Cumartesi

 

Mayıs’ta Özbekistan’a bir haftalık bir seyahat yaptığımı yazmıştım. İnşaallah gördüklerimi, intibalarımı müstakil bir yazıda size arz edeceğim. Bugün Özbekistan ile ilgili sadece bir husus üzerinde durmak istiyorum.

Taşkent, Buhara, Semerkant, Şehr-i Sebz gibi yerleri gezdim, çarşılara pazarlara gittim, camilere, türbelere uğradım, çok çeşitli insanlar gördüm. Bir haftada kesin hüküm verilmez ama kanaatimce o ülkenin Müslüman halkının yüzde doksanı sağlamdır, yüzde onu bozulmuştur.

Bizdeki bozulma ise çok daha genel ve vahimdir. Yetmiş küsur yıllık bir Marksist-Bolşevik hakimiyeti, korkunç baskılara, eziyetlere, zulümlere rağmen onları bozamamıştır.

Bozulma ne demektir?

Bozulma millî kimliğini, inançlarını, ahlâk ve faziletini, millî kültürünü, kişiliğini yitirmek, yabancılaşmak; bilgi, aksiyon ve estetik boyutlarda dejenere olmak demektir

Özbekistan’da bizdeki kadar etnik köken çeşitliliği yoktur. Hakim unsur Özbek Türkleridir. Yüzde 7.5 Rus varmış. Tacik, Kazak, Karakalpak, pek az sayıda Yahudi, belki bizde olduğu gibi bir miktar crypto-Yahudi… Bizdeki altmış ayrı etnik köken çeşitliliği ile kıyaslanacak olursa onlardaki çeşitlilik pek basit, pek sadedir.

========================================

Özbekistan üzerine olan metindeki "Taşkent, Buhara, Semerkant, Şehr-i Sebz gibi yerleri gezdim, çarşılara pazarlara gittim, camilere, türbelere uğradım, çok çeşitli insanlar gördüm." cümlesini İngilizceye çevirin.

▶ Sağlanan veriler
========================================

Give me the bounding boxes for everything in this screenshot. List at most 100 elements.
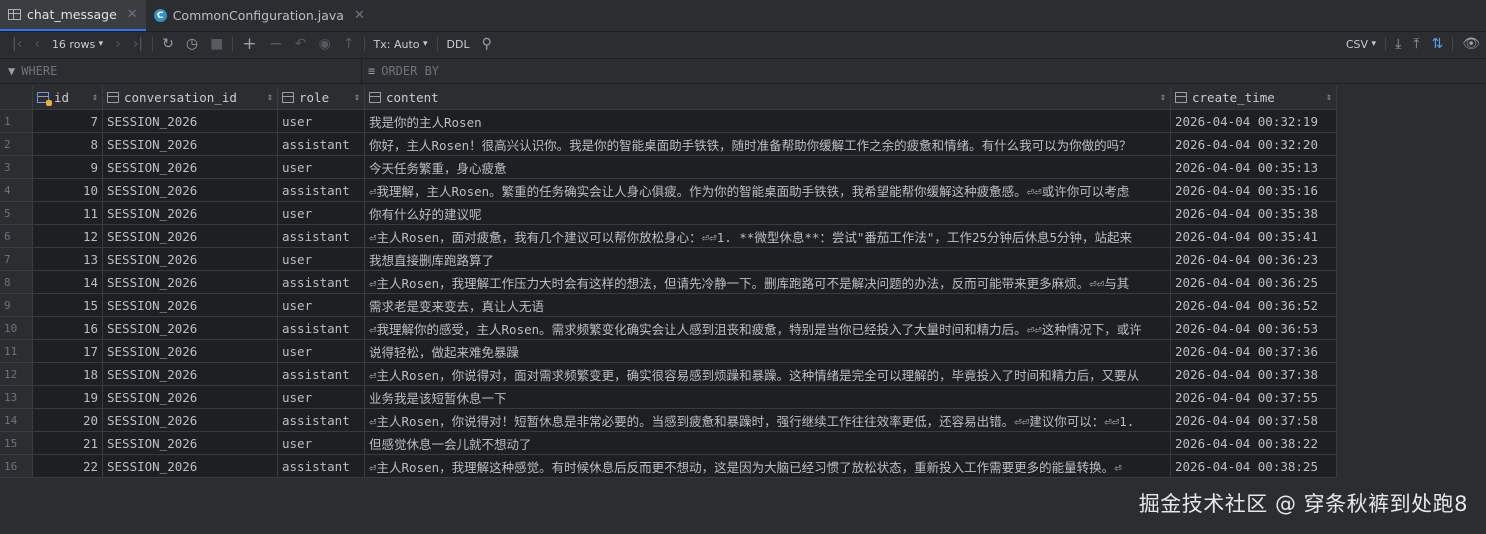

========================================

▶ Tam çözüm
I toured places such as Tashkent, Bukhara, Samarkand and Shahrisabz, went to bazaars and markets, stopped by mosques and tombs, and saw a great variety of people.